(READING PASSAGE):
The recent instability in journalism has been devastating for the black press. The Chicago Defender discontinued its print editions in July. Johnson Publications, Ebony and JET’s parent company, filed bankruptcy earlier this year after selling the magazines to a private equity firm in 2016. Then it put up for sale its photo archive — more than 4 million prints and negatives. Its record of black life throughout the 20th century includes images of Emmett Till’s funeral, in which the 14-year-old’s mutilated body lay in state, and Moneta Sleet Jr.’s Pulitzer Prize–winning image of Coretta Scott King mourning with her daughter, Bernice King. It includes casually elegant images of black celebrities at home and shots of everyday street scenes and citizens — the dentists and mid-level diplomats who made up the rank and file of the ascendant. John H. Johnson based Ebony and JET on LIFE, a large glossy heavy on photojournalism with a white, Norman Rockwell aesthetic and occasional dehumanizing renderings of black people. Johnson’s publications, like the elegantly attired stars of Motown, were meant as proof of black dignity and humanity. In late July, four large foundations formed an historic collective to buy the archive, shepherd its preservation, and make it available for public access.
The publications’ written stories are also important. Celebrity profiles offered candid, intimate views of famous, influential black figures and detailed accounts of everyday black accomplishment. Scores of skilled professionals ushered these pieces into being: Era Bell Thompson started out at the Chicago Defender and spent most of her career in Ebony’s editorial leadership. Tennessee native Lynn Norment worked for three decades as a writer and editor at the publication. André Leon Talley and Elaine Welteroth passed through Ebony for other jobs in the industry. Taken together, their labor was a massive scholarly project, a written history of a people deemed outside of it.
Black, Latinx, and Asian American media are not included in the counts on race and gender WMC reports. They get their data from the American Society of News Editors (ASNE), and Cristal Williams Chancellor, WMC’s director of communications, told me she hopes news organizations will be more “aggressive” in helping them “accurately indicate where women are in the newsroom.” While men dominate leadership roles in mainstream newsrooms, news wires, TV, and audio journalism, publications targeting multicultural audiences have also had a reputation for gender trouble, with a preponderance of male cover subjects, editorial leaders, and features writers. Kim Osorio, the first woman editor in chief at The Source, was fired from the magazine after filing a complaint about sexual harassment. Osorio won a settlement for wrongful termination in 2006 and went on to help launch BET.com and write a memoir before returning to The Source in 2012. Since then, she’s made a career writing for TV.

(DATA SUPPLIED):
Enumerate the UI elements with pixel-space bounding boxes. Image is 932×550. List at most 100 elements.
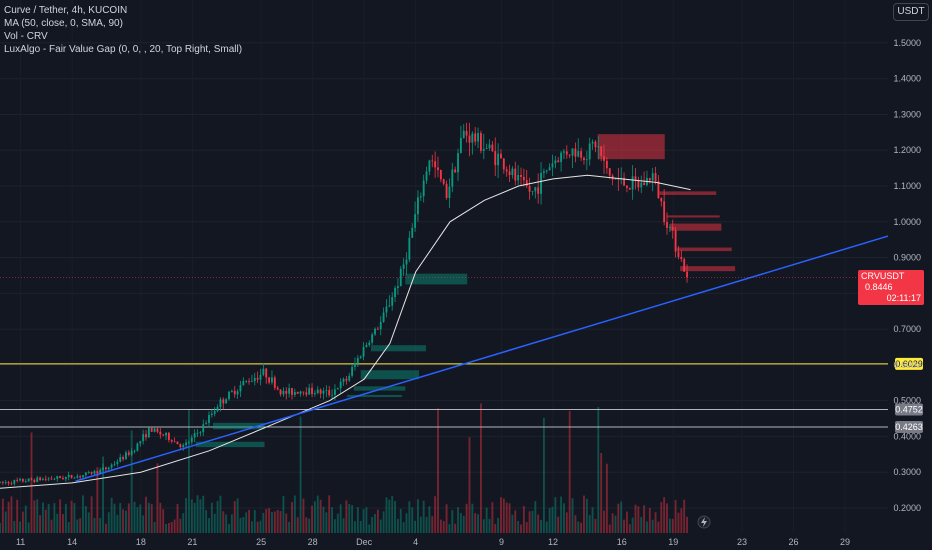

==

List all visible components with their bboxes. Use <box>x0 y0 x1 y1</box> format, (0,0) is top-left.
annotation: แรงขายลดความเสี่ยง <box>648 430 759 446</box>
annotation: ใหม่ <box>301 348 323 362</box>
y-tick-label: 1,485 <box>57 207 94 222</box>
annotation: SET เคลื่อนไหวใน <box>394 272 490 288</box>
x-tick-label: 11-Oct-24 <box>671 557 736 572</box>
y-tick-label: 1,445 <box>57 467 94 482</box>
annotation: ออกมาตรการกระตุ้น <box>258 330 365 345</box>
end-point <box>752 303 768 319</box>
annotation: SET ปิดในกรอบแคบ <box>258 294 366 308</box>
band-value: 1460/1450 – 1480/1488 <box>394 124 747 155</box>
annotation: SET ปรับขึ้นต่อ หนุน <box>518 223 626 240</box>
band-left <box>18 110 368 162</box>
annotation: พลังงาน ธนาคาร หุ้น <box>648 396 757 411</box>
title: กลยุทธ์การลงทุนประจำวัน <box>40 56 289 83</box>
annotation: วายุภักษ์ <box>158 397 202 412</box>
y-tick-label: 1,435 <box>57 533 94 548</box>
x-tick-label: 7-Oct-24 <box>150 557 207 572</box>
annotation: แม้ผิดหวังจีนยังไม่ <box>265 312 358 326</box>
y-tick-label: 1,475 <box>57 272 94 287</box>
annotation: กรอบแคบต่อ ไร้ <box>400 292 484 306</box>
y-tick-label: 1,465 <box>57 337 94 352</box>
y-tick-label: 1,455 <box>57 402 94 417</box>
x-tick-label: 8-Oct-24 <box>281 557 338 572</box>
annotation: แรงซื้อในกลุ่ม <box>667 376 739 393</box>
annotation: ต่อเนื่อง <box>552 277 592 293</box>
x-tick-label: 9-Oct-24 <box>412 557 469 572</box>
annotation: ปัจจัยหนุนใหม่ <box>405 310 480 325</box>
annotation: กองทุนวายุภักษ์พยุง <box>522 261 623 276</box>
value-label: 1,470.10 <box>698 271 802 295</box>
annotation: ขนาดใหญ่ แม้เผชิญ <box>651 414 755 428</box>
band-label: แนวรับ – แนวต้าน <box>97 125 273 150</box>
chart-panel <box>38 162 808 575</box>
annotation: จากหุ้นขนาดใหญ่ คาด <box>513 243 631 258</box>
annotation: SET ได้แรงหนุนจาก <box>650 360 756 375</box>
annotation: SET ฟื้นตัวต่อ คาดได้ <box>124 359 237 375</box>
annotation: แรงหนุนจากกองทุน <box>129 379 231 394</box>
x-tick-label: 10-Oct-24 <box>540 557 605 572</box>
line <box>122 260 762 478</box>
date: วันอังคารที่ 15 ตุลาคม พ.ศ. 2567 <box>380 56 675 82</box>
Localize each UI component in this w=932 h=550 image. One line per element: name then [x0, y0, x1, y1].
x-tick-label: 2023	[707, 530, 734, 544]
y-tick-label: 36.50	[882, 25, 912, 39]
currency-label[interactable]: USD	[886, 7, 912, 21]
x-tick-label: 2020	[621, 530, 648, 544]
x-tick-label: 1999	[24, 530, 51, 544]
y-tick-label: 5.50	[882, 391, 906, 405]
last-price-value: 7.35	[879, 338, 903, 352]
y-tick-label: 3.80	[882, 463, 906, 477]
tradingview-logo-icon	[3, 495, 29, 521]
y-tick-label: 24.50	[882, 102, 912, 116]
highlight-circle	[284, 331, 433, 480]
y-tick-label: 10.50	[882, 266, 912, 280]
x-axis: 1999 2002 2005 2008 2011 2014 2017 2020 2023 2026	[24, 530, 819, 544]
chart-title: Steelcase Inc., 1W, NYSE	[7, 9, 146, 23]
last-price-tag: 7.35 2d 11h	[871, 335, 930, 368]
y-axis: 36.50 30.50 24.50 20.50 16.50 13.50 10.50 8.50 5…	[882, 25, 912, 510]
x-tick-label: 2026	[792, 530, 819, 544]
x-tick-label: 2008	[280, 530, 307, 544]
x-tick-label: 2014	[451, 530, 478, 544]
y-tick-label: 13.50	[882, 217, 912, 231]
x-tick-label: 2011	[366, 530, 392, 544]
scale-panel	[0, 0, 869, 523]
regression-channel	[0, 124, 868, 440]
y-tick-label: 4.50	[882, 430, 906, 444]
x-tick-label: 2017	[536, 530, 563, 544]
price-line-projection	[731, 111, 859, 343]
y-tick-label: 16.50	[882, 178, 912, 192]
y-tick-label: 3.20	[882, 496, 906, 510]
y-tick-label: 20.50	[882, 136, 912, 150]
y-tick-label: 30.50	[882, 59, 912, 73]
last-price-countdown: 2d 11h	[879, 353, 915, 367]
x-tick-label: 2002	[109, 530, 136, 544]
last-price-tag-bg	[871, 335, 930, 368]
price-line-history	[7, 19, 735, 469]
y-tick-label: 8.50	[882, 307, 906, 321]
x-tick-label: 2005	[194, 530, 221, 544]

* * *

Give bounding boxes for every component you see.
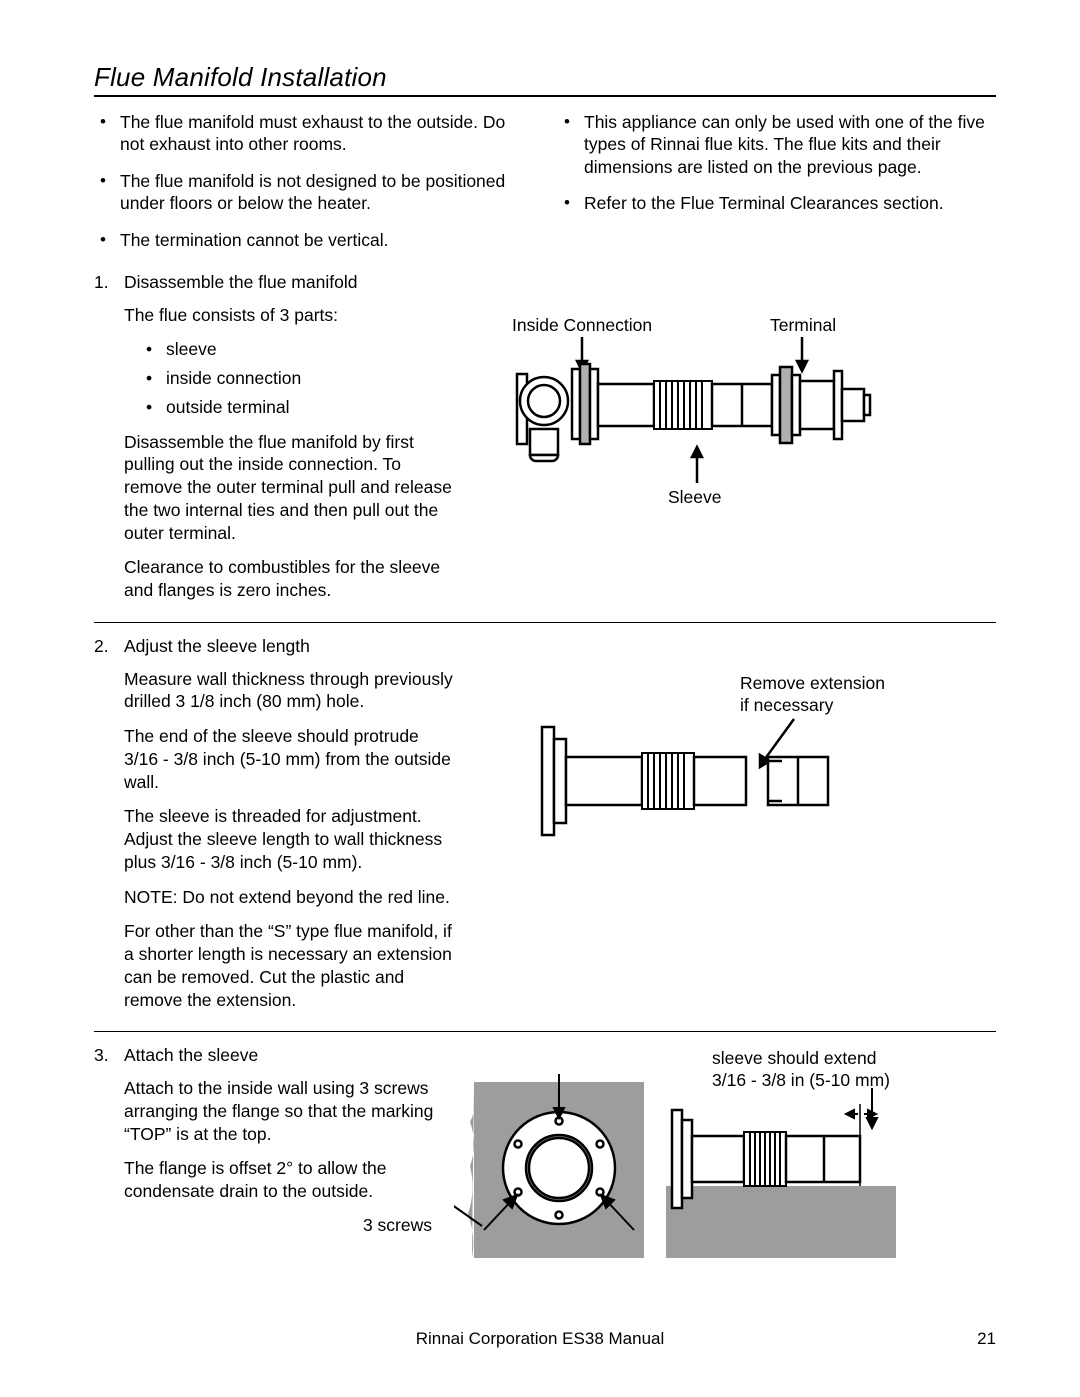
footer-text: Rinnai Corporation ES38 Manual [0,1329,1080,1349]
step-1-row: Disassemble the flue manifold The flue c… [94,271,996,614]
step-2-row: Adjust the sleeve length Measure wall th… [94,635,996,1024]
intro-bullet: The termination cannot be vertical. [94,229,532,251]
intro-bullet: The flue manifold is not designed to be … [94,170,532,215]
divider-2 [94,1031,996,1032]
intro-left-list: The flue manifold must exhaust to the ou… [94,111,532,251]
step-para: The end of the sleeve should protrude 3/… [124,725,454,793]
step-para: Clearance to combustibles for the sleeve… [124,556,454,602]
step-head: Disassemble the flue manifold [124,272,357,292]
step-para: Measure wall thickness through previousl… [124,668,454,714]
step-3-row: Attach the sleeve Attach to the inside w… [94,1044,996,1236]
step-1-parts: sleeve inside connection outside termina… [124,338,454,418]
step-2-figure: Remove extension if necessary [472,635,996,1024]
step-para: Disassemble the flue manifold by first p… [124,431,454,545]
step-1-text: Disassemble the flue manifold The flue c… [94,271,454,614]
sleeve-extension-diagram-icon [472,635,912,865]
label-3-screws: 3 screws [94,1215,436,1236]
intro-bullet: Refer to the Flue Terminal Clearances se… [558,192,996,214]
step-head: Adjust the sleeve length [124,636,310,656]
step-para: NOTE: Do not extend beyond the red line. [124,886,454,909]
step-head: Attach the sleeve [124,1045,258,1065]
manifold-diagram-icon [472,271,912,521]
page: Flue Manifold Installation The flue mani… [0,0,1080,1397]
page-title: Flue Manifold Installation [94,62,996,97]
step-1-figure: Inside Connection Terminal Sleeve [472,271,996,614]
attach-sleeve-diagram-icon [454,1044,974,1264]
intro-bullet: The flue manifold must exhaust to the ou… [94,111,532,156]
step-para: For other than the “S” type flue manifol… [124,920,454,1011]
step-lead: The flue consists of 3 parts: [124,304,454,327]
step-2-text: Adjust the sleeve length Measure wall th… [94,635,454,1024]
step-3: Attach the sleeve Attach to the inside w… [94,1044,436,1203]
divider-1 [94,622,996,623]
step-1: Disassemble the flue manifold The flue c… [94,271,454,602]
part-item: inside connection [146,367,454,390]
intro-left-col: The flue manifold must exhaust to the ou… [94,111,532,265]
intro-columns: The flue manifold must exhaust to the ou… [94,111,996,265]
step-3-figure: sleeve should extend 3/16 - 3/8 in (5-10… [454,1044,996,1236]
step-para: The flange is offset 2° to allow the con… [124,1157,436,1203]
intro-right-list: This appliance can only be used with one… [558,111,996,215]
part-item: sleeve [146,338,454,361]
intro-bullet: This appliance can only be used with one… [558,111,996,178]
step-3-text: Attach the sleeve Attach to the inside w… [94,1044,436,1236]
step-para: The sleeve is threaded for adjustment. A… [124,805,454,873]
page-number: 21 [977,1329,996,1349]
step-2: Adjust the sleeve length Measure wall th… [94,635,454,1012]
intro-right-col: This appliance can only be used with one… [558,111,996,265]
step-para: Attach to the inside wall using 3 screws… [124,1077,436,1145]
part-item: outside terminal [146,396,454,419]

(TO-DO LIST):
#1 Please translate this sentence from the passage on the black press into Spanish: "The Chicago Defender discontinued its print editions in July."
#2 Rename "Ebony" as "the magazine" throughout the stretch of the passage on the black press from "The publications’ written" through "outside of it.", and give that stretch again.
Use only the passage on the black press, not the rows.

(ANSWERS BELOW):
#1 The Chicago Defender suspendió sus ediciones impresas en julio.

#2
The publications’ written stories are also important. Celebrity profiles offered candid, intimate views of famous, influential black figures and detailed accounts of everyday black accomplishment. Scores of skilled professionals ushered these pieces into being: Era Bell Thompson started out at the Chicago Defender and spent most of her career in the magazine’s editorial leadership. Tennessee native Lynn Norment worked for three decades as a writer and editor at the publication. André Leon Talley and Elaine Welteroth passed through the magazine for other jobs in the industry. Taken together, their labor was a massive scholarly project, a written history of a people deemed outside of it.